§ WHAT IS EXPECTED: Below are the records. Gather each line that holds "Nivel".
═══ EXERCISE DATA
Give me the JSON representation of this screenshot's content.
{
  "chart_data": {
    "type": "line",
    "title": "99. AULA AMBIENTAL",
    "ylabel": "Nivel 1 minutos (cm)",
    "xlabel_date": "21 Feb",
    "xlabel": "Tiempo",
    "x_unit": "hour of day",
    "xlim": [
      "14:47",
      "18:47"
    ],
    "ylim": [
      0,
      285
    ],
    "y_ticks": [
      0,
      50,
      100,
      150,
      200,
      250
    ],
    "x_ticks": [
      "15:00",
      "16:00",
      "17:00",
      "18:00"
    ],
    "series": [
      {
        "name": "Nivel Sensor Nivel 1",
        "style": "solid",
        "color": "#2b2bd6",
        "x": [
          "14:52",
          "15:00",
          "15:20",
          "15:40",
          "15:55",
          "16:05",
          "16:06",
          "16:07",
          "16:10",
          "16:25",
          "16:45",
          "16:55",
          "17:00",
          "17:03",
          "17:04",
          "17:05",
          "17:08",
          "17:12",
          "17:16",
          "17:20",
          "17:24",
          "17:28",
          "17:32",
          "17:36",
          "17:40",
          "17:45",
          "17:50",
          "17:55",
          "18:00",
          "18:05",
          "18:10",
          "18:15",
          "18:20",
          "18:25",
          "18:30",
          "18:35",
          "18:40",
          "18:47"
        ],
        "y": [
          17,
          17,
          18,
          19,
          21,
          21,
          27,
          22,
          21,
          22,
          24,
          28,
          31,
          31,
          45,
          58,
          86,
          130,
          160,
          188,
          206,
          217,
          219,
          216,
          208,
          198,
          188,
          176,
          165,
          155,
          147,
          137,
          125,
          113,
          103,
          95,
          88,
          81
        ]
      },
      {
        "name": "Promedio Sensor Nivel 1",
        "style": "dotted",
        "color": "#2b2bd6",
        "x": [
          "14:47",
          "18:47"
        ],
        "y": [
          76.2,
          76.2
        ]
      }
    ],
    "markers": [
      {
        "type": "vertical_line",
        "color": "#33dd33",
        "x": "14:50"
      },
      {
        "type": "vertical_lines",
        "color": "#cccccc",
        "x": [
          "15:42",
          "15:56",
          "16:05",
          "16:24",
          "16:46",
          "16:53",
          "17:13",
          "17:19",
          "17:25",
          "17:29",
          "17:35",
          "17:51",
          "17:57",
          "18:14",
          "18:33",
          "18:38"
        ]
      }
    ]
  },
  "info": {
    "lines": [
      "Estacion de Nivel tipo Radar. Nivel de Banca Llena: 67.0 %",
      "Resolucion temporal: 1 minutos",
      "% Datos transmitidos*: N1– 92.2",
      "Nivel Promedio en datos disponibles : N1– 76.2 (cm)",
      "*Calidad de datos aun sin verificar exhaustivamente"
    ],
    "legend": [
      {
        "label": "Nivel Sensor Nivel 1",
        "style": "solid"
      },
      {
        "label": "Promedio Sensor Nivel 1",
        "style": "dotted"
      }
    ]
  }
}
══════
§ SOLUTION FOR THIS PROBLEM:
    "ylabel": "Nivel 1 minutos (cm)",
        "name": "Nivel Sensor Nivel 1",
        "name": "Promedio Sensor Nivel 1",
      "Estacion de Nivel tipo Radar. Nivel de Banca Llena: 67.0 %",
      "Nivel Promedio en datos disponibles : N1– 76.2 (cm)",
        "label": "Nivel Sensor Nivel 1",
        "label": "Promedio Sensor Nivel 1",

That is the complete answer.